[Source records]
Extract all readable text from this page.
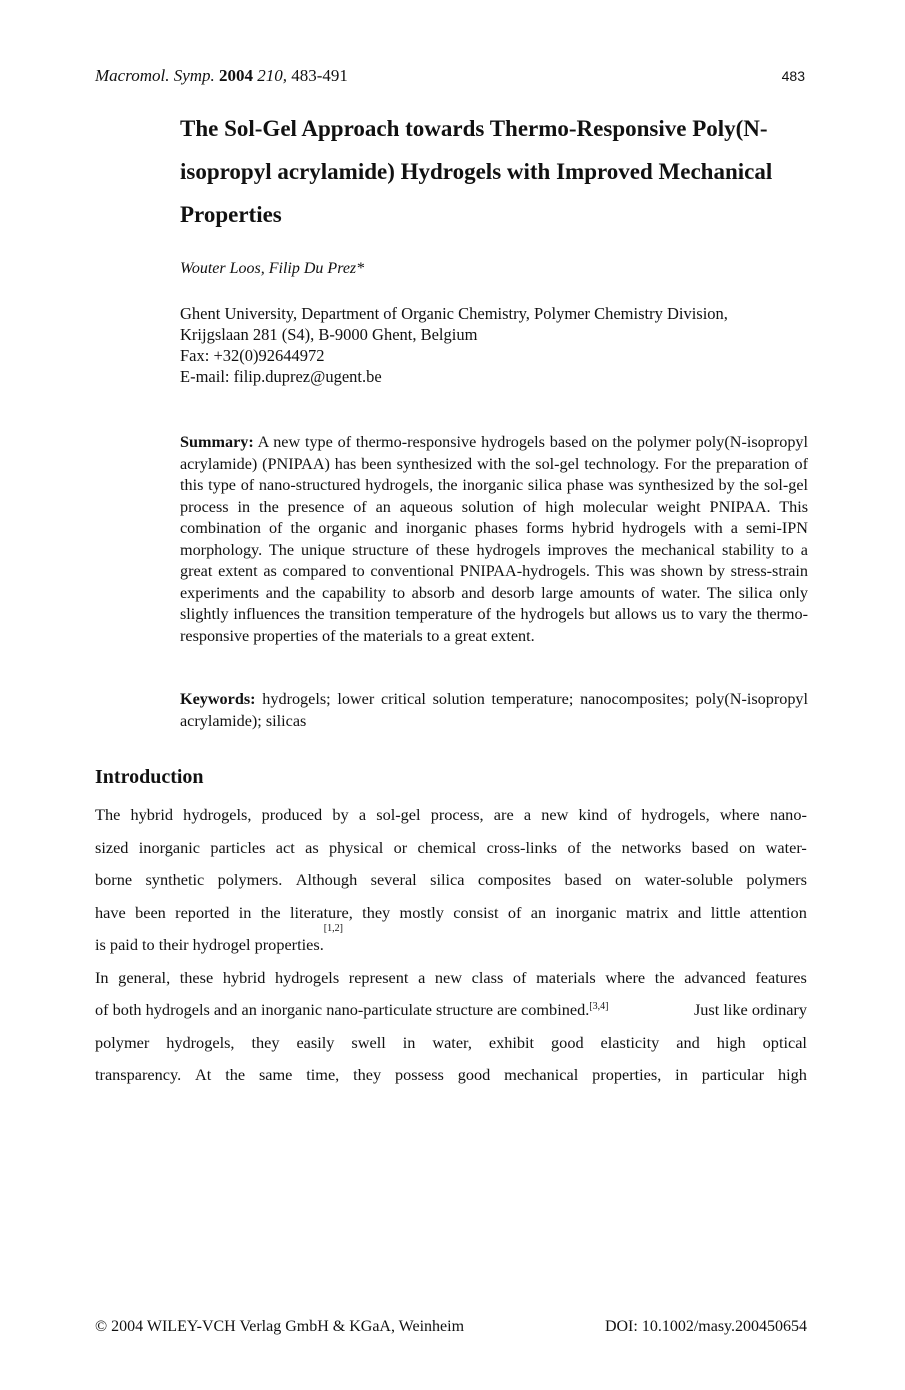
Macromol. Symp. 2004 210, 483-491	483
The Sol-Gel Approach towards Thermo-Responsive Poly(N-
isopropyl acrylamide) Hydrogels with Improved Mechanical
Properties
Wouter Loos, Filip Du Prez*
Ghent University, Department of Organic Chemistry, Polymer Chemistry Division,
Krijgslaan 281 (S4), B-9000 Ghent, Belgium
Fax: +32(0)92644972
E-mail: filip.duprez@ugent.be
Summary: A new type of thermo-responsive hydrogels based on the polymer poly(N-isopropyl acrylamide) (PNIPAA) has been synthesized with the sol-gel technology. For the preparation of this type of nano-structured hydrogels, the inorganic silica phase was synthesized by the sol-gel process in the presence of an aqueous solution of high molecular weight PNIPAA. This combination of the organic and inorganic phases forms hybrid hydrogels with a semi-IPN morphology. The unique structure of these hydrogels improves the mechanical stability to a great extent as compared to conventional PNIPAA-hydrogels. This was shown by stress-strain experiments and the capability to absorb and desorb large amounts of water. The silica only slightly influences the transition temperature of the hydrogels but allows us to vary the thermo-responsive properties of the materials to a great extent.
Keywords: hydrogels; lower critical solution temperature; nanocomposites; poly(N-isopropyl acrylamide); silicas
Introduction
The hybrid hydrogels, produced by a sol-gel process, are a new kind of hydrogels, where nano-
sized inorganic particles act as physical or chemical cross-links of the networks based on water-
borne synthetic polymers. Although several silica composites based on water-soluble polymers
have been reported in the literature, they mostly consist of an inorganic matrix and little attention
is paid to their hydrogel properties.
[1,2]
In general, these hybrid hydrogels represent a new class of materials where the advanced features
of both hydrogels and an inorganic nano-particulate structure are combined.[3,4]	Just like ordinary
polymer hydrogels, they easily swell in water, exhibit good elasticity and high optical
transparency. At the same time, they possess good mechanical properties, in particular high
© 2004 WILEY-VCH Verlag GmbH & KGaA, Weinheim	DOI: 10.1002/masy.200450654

* * *

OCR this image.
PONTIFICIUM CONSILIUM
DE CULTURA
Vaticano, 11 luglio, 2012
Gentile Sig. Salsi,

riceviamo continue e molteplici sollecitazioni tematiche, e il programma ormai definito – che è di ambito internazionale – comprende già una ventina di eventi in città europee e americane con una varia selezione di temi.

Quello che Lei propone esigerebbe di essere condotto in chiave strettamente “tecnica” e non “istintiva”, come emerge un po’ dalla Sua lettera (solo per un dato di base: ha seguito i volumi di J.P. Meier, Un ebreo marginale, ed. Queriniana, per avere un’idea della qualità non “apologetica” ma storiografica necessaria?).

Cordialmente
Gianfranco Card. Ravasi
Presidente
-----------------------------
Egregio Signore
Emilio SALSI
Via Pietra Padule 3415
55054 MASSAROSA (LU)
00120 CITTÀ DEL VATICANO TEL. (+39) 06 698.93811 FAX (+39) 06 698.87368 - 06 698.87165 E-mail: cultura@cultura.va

--

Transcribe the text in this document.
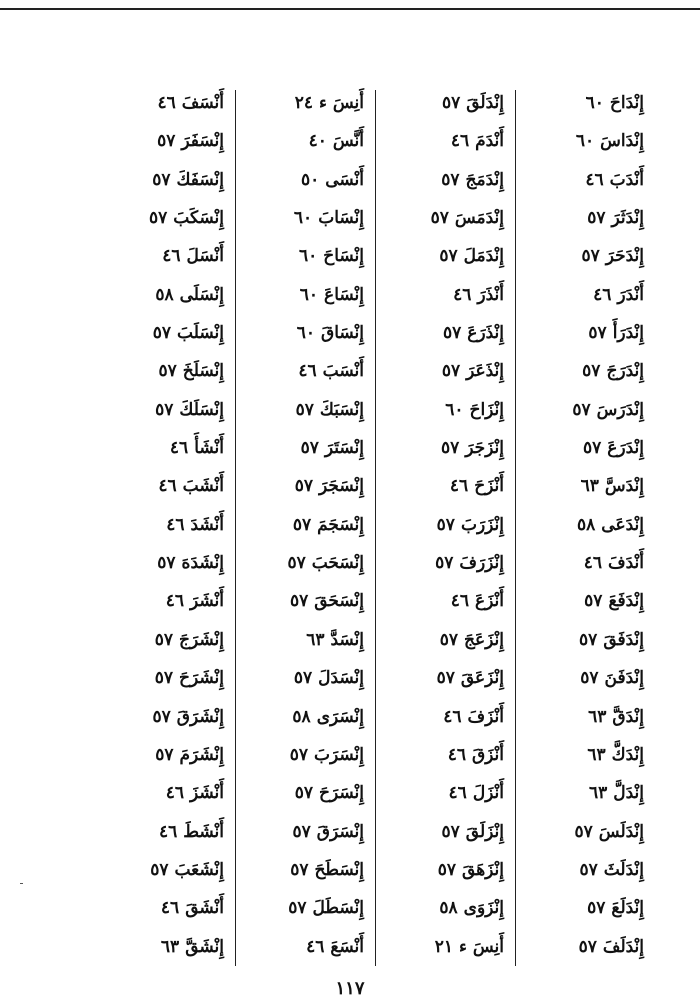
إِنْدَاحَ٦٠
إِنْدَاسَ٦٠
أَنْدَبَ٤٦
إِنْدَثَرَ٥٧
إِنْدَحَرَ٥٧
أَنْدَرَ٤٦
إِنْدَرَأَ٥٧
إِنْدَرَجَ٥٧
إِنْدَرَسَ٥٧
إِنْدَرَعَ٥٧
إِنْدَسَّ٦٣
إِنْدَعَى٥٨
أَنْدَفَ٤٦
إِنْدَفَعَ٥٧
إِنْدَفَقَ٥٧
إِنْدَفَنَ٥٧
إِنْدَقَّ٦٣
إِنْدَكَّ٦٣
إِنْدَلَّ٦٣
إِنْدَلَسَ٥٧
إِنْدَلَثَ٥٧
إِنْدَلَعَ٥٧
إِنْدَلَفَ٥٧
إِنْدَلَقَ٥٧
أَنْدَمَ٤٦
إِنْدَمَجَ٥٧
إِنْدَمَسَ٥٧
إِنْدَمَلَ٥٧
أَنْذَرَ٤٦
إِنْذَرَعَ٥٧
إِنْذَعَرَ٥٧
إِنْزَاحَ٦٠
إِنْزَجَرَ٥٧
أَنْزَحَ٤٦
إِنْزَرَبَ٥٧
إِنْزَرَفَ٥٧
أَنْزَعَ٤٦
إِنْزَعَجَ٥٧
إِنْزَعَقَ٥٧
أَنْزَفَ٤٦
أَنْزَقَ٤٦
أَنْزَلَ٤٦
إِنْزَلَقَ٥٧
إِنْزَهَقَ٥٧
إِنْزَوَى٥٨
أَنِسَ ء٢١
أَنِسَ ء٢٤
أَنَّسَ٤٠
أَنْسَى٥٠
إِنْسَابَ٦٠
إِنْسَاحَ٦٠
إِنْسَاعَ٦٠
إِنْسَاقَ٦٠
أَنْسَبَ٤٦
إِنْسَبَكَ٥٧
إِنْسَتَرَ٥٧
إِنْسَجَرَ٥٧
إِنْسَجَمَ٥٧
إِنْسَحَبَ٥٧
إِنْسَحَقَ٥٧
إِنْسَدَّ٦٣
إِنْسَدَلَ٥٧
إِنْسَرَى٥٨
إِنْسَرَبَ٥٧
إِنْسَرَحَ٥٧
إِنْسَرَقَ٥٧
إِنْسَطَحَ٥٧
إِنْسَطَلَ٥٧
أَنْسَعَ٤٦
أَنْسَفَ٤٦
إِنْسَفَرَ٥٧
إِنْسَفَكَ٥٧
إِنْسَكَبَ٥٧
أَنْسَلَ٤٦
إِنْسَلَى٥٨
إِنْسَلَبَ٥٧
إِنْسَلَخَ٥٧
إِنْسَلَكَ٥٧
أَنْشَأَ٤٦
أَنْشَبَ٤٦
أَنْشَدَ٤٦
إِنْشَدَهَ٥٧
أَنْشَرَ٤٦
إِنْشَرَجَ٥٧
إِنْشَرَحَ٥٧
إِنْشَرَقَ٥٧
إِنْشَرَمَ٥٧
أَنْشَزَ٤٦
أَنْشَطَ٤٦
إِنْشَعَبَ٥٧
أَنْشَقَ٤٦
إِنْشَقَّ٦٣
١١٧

YOUR INSTRUCTIONS: Find how many lines hold the string "where", and state that number alone.

RESPONSE TO THIS TASK: 2